GOAL
Wherever the word "rate" turns up in a line of the entries, copy that line.

──────

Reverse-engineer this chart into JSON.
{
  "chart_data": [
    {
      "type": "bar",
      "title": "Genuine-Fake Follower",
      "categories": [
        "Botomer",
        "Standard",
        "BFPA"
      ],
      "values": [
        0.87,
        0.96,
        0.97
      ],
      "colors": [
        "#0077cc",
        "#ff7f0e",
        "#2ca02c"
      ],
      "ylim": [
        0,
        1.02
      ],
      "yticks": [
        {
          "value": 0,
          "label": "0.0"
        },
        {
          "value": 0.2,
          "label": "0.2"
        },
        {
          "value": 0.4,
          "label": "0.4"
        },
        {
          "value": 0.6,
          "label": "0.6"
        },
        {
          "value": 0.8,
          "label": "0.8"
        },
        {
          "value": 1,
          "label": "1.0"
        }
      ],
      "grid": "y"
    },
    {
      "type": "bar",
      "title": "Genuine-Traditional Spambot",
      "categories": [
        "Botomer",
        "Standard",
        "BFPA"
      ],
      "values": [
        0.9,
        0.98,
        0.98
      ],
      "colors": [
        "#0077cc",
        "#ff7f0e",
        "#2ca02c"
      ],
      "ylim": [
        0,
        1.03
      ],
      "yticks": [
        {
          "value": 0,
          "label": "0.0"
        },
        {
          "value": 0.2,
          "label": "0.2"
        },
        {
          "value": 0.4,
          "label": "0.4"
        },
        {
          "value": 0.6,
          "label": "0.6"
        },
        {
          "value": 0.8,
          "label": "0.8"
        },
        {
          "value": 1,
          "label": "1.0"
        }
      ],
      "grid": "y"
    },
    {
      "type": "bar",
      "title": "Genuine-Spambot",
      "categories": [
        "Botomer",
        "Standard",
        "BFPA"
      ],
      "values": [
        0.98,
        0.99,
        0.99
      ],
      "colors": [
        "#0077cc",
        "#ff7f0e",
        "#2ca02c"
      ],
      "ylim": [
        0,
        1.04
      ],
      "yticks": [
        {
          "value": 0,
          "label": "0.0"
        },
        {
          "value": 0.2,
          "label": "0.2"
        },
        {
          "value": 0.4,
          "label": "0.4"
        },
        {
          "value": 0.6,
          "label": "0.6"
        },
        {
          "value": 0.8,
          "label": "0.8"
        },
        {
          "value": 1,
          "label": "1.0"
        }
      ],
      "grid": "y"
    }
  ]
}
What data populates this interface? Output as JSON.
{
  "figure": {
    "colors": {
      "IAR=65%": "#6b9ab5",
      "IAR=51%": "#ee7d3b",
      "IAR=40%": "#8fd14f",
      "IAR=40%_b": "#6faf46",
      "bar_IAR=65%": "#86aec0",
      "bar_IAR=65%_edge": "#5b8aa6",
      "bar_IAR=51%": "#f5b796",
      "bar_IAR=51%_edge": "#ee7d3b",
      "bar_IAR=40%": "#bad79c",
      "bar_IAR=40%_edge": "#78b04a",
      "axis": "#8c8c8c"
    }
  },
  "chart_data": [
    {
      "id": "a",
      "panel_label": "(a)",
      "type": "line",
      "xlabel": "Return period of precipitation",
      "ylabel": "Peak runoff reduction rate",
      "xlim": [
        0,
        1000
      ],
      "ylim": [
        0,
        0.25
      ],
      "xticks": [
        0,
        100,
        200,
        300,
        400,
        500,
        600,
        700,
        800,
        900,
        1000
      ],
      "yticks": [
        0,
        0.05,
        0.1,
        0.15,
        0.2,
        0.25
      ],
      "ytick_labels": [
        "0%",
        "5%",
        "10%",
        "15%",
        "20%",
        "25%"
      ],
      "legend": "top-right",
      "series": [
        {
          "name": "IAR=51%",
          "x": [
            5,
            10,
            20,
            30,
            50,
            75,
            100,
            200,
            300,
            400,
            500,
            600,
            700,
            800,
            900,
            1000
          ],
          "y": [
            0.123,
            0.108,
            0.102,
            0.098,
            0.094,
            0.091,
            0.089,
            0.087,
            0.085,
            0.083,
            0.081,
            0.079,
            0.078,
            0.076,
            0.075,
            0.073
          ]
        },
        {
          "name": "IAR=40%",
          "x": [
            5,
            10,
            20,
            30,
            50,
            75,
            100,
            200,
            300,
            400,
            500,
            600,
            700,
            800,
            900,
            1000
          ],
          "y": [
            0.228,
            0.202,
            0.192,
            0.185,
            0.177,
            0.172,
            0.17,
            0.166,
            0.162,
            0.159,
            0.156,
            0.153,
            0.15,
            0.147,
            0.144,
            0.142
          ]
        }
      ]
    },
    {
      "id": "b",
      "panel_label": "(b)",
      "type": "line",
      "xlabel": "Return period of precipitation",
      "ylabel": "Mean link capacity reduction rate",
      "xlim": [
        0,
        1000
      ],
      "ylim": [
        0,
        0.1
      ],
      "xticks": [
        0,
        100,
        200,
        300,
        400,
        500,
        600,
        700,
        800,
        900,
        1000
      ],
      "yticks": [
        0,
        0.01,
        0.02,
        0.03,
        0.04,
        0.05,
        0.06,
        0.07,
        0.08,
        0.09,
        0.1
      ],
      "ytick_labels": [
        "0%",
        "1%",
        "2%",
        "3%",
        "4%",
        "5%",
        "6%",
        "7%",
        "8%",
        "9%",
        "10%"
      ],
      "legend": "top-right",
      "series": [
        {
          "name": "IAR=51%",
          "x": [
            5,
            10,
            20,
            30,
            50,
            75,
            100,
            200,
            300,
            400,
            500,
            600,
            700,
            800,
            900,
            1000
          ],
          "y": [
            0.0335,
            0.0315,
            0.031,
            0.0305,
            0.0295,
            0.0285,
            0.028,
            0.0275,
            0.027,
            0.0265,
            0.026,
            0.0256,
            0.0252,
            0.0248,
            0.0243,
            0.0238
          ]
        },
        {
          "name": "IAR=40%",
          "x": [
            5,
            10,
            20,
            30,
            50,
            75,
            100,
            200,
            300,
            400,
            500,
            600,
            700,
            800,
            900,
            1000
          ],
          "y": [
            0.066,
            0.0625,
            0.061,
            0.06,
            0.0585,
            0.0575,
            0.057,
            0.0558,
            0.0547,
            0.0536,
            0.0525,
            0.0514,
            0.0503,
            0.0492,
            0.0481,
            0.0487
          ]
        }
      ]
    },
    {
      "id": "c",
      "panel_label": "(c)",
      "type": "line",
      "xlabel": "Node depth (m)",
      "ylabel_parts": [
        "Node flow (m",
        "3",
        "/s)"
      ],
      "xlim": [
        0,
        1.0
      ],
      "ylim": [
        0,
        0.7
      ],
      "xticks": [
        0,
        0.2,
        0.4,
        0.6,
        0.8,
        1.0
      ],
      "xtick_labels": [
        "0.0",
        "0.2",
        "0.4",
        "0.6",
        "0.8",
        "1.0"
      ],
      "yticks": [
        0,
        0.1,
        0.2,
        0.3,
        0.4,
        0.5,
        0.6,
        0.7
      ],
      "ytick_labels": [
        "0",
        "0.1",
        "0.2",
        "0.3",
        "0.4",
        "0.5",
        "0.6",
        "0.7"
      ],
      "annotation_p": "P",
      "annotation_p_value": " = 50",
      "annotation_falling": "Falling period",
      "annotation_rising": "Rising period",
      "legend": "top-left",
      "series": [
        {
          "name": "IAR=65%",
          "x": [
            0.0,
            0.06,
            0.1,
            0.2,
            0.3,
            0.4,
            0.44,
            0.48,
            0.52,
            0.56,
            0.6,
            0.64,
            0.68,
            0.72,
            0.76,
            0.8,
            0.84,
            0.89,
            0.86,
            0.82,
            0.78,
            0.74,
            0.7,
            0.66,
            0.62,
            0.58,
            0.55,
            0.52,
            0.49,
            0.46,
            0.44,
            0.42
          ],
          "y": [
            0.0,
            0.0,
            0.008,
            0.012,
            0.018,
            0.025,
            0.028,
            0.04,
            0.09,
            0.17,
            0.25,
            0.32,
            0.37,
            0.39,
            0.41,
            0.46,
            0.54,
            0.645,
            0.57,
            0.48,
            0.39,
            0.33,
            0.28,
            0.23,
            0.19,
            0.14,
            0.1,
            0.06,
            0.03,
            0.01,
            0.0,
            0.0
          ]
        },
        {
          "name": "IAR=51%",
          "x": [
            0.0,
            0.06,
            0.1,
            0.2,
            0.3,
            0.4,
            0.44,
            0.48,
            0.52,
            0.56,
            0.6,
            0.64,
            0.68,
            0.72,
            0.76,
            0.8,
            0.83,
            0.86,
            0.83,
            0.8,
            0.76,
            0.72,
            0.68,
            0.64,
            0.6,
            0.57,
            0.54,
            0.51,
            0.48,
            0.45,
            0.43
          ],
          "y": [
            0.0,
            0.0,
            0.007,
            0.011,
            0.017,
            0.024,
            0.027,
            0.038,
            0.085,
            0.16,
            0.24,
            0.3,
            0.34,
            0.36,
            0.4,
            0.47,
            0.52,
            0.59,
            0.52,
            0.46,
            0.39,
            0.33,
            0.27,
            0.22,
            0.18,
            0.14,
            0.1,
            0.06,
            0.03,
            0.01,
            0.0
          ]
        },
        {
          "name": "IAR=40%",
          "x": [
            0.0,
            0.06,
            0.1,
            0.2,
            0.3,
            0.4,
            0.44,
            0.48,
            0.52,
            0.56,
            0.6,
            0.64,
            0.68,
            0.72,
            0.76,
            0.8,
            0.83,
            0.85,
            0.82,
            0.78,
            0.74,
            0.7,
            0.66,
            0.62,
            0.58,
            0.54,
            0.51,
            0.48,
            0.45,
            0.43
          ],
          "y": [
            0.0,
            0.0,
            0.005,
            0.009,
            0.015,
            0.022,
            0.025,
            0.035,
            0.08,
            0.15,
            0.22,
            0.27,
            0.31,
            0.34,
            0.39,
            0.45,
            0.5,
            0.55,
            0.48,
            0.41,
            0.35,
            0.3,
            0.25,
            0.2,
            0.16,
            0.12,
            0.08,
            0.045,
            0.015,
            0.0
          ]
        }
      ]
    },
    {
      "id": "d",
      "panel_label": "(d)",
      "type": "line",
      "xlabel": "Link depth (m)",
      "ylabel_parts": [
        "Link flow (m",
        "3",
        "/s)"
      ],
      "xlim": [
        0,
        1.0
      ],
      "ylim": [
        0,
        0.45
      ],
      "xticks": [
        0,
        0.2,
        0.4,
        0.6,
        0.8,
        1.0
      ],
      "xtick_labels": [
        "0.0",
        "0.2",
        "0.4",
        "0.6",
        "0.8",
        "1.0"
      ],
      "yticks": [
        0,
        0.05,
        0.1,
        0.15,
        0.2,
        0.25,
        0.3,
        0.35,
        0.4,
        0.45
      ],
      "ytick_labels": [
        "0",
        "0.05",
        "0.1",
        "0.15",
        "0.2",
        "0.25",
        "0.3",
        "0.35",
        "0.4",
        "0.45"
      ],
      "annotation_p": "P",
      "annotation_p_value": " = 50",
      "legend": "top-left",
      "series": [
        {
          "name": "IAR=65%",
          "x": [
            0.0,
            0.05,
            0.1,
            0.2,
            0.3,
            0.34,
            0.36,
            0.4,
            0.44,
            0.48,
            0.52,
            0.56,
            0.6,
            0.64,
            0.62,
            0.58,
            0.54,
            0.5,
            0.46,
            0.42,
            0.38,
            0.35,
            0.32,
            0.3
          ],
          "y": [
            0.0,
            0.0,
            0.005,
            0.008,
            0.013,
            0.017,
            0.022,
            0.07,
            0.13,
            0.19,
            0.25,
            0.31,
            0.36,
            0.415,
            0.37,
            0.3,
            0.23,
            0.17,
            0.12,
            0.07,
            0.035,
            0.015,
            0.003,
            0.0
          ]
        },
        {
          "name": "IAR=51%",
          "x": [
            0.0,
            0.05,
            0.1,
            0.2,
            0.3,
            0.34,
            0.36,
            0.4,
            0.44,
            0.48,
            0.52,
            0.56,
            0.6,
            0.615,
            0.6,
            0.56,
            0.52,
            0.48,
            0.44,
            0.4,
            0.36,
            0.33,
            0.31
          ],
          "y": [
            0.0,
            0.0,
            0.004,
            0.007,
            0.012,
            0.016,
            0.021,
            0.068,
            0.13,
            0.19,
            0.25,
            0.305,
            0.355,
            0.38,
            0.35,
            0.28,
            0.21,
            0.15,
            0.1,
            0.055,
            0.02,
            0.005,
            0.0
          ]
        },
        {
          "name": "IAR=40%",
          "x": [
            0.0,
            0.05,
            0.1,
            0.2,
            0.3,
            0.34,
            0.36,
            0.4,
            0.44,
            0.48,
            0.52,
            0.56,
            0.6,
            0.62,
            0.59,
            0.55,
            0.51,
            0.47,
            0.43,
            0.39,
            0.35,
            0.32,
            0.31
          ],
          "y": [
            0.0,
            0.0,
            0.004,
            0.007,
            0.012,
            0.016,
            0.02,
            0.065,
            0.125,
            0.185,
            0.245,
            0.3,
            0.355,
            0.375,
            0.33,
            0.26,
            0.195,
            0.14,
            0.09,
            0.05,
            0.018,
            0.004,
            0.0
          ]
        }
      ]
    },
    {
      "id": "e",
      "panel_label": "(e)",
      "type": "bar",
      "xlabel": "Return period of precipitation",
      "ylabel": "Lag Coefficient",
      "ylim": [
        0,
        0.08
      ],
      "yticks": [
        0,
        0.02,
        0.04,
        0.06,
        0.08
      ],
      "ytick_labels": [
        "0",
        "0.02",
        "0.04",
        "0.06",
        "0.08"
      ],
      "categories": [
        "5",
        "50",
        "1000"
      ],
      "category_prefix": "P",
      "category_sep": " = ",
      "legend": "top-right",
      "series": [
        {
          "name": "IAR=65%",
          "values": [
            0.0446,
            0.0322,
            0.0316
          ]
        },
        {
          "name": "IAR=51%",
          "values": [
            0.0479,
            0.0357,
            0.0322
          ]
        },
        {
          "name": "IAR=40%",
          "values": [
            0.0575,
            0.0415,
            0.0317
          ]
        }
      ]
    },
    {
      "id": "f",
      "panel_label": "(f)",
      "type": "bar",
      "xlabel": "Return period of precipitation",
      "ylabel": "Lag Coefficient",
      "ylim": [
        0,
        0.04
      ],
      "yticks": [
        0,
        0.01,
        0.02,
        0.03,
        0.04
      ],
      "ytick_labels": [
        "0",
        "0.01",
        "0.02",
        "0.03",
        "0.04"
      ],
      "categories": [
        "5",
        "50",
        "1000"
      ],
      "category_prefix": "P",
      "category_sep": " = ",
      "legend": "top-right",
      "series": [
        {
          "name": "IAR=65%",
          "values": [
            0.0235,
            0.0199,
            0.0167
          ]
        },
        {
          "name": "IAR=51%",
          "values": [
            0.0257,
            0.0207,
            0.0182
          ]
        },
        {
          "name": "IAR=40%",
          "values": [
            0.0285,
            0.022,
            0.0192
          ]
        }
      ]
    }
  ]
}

──────

PROBLEM SOLUTION
      "ylabel": "Peak runoff reduction rate",
      "ylabel": "Mean link capacity reduction rate",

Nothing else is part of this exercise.